==== Provided information ====

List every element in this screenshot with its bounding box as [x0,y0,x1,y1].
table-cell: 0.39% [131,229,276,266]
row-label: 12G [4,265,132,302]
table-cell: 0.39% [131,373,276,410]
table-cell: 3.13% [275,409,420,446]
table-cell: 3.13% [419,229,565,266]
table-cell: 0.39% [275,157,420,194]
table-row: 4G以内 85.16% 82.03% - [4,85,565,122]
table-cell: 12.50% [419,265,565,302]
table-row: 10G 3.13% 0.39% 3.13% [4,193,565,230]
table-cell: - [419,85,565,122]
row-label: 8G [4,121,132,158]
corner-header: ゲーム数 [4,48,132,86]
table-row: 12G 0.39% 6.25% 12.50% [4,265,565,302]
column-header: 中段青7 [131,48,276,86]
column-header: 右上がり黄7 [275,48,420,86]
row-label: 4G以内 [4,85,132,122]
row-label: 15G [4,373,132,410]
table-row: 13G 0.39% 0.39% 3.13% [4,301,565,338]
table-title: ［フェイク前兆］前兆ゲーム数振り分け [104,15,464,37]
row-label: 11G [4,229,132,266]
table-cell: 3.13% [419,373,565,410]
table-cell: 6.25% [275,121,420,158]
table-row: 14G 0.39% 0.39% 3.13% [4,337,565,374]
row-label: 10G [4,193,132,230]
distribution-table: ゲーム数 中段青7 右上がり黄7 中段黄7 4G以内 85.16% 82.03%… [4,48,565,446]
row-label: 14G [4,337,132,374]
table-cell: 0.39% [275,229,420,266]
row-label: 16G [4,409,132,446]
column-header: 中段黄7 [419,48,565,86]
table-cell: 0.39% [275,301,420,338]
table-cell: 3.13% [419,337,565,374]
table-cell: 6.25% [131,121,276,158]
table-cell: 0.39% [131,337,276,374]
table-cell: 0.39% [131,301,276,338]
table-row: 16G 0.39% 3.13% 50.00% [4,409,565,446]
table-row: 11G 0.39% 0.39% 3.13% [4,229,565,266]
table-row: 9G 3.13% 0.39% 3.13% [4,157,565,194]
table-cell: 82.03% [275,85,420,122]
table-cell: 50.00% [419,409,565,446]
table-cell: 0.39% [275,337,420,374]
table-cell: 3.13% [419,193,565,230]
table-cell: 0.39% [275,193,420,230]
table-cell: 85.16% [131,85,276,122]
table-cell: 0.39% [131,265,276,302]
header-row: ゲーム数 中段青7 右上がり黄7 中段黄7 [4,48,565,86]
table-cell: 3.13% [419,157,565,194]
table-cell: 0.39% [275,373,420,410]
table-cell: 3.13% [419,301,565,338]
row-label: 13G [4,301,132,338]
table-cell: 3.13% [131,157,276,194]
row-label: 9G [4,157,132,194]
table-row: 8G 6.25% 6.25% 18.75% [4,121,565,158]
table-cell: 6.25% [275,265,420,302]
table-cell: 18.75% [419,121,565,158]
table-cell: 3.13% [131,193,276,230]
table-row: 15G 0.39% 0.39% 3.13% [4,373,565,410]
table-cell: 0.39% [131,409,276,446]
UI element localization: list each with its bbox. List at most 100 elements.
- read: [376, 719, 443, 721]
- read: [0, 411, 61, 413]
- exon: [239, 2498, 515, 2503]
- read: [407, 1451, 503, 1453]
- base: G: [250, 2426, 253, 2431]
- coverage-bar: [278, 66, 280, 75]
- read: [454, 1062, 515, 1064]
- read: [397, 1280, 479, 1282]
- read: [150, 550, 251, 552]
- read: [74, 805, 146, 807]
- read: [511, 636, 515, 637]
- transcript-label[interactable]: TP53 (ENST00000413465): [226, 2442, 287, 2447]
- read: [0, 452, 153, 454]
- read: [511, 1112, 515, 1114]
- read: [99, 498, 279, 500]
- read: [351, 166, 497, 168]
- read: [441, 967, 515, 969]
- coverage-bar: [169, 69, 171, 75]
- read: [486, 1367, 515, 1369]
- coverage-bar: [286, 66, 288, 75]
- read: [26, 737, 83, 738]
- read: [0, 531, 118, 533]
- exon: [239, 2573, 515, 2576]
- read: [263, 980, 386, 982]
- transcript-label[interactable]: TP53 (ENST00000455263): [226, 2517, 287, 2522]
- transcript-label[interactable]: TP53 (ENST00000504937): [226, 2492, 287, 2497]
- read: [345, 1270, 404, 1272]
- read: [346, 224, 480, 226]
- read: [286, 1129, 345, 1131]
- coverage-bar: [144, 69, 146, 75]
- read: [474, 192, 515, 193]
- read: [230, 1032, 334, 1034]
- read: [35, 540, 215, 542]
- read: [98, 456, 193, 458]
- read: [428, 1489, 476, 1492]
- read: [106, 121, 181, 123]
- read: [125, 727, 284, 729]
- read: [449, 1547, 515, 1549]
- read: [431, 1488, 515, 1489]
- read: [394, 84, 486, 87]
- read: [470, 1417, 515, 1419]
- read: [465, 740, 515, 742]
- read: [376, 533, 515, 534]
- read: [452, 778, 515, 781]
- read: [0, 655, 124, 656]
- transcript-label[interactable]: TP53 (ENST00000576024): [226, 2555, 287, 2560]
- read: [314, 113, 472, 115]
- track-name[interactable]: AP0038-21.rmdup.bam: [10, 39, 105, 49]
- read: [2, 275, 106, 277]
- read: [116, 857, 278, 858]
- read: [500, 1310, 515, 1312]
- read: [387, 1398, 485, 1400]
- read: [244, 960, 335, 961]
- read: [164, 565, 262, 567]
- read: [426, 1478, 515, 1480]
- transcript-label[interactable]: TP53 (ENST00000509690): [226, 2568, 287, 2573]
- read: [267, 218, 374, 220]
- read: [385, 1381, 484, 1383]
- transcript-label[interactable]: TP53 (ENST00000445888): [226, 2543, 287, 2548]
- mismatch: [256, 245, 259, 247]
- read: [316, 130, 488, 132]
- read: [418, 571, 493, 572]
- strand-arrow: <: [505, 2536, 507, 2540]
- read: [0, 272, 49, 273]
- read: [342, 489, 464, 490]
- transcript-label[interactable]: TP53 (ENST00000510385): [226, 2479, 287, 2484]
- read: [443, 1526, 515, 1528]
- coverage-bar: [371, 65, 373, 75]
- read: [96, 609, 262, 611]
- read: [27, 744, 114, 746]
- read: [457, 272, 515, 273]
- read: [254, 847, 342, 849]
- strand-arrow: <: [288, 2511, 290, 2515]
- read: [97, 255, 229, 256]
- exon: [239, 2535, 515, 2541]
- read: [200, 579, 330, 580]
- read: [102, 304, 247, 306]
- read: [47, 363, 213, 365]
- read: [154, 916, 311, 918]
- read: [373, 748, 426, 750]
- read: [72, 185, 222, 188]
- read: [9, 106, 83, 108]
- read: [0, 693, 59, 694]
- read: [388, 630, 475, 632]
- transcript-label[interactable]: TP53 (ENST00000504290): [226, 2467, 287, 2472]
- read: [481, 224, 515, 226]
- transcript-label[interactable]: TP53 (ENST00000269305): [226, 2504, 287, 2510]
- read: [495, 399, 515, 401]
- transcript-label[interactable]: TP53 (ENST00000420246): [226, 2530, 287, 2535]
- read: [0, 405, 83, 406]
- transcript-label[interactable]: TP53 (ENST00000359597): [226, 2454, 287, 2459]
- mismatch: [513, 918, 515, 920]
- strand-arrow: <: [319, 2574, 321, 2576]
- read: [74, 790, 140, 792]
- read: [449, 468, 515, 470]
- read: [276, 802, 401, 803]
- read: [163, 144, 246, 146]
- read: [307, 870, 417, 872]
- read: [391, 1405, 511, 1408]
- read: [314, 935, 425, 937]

====

▶ **What the task asks**
Print the data above verbatim, from its first line through the line containing "table-cell: 0.39% [131,265,276,302]", with both ends included.

▶ **Worked solution**
List every element in this screenshot with its bounding box as [x0,y0,x1,y1].
table-cell: 0.39% [131,229,276,266]
row-label: 12G [4,265,132,302]
table-cell: 0.39% [131,373,276,410]
table-cell: 3.13% [275,409,420,446]
table-cell: 3.13% [419,229,565,266]
table-cell: 0.39% [275,157,420,194]
table-row: 4G以内 85.16% 82.03% - [4,85,565,122]
table-cell: 12.50% [419,265,565,302]
table-row: 10G 3.13% 0.39% 3.13% [4,193,565,230]
table-cell: - [419,85,565,122]
row-label: 8G [4,121,132,158]
corner-header: ゲーム数 [4,48,132,86]
table-row: 12G 0.39% 6.25% 12.50% [4,265,565,302]
column-header: 中段青7 [131,48,276,86]
column-header: 右上がり黄7 [275,48,420,86]
row-label: 4G以内 [4,85,132,122]
row-label: 15G [4,373,132,410]
table-row: 13G 0.39% 0.39% 3.13% [4,301,565,338]
table-title: ［フェイク前兆］前兆ゲーム数振り分け [104,15,464,37]
row-label: 11G [4,229,132,266]
table-cell: 3.13% [419,373,565,410]
table-cell: 6.25% [275,121,420,158]
table-row: 14G 0.39% 0.39% 3.13% [4,337,565,374]
row-label: 10G [4,193,132,230]
distribution-table: ゲーム数 中段青7 右上がり黄7 中段黄7 4G以内 85.16% 82.03%… [4,48,565,446]
row-label: 14G [4,337,132,374]
table-cell: 0.39% [275,229,420,266]
row-label: 16G [4,409,132,446]
column-header: 中段黄7 [419,48,565,86]
table-cell: 0.39% [275,301,420,338]
table-cell: 3.13% [419,337,565,374]
table-cell: 6.25% [131,121,276,158]
table-cell: 0.39% [131,337,276,374]
table-cell: 0.39% [131,301,276,338]
table-row: 16G 0.39% 3.13% 50.00% [4,409,565,446]
table-row: 11G 0.39% 0.39% 3.13% [4,229,565,266]
table-row: 9G 3.13% 0.39% 3.13% [4,157,565,194]
table-cell: 82.03% [275,85,420,122]
table-cell: 50.00% [419,409,565,446]
table-cell: 0.39% [275,337,420,374]
table-cell: 3.13% [419,193,565,230]
table-cell: 0.39% [275,193,420,230]
table-cell: 85.16% [131,85,276,122]
table-cell: 0.39% [131,265,276,302]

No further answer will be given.